Requirements: Identify each line below that contains the word "color", and copy it out.

Data for the task:
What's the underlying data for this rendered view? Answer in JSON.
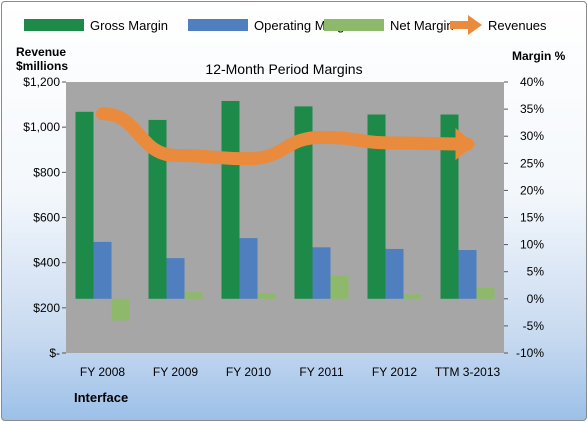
{
  "chart_data": {
    "type": "bar",
    "title": "12-Month Period Margins",
    "y_left_label_line1": "Revenue",
    "y_left_label_line2": "$millions",
    "y_right_label": "Margin %",
    "footer_label": "Interface",
    "categories": [
      "FY 2008",
      "FY 2009",
      "FY 2010",
      "FY 2011",
      "FY 2012",
      "TTM 3-2013"
    ],
    "y_left_ticks": [
      "$-",
      "$200",
      "$400",
      "$600",
      "$800",
      "$1,000",
      "$1,200"
    ],
    "y_left_range": [
      0,
      1200
    ],
    "y_right_ticks": [
      "-10%",
      "-5%",
      "0%",
      "5%",
      "10%",
      "15%",
      "20%",
      "25%",
      "30%",
      "35%",
      "40%"
    ],
    "y_right_range": [
      -10,
      40
    ],
    "series": [
      {
        "name": "Gross Margin",
        "type": "bar",
        "axis": "right",
        "color": "#1e8a4a",
        "values": [
          34.5,
          33.0,
          36.5,
          35.5,
          34.0,
          34.0
        ]
      },
      {
        "name": "Operating Margin",
        "type": "bar",
        "axis": "right",
        "color": "#4f7fbf",
        "values": [
          10.5,
          7.5,
          11.2,
          9.5,
          9.2,
          9.0
        ]
      },
      {
        "name": "Net Margin",
        "type": "bar",
        "axis": "right",
        "color": "#8fb96a",
        "values": [
          -4.0,
          1.2,
          1.0,
          4.3,
          0.8,
          2.0
        ]
      },
      {
        "name": "Revenues",
        "type": "line",
        "axis": "left",
        "color": "#ea8a3c",
        "values": [
          1060,
          875,
          860,
          955,
          930,
          925
        ]
      }
    ],
    "legend_position": "top",
    "grid": false
  }
}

Task solution:
        "color": "#1e8a4a",
        "color": "#4f7fbf",
        "color": "#8fb96a",
        "color": "#ea8a3c",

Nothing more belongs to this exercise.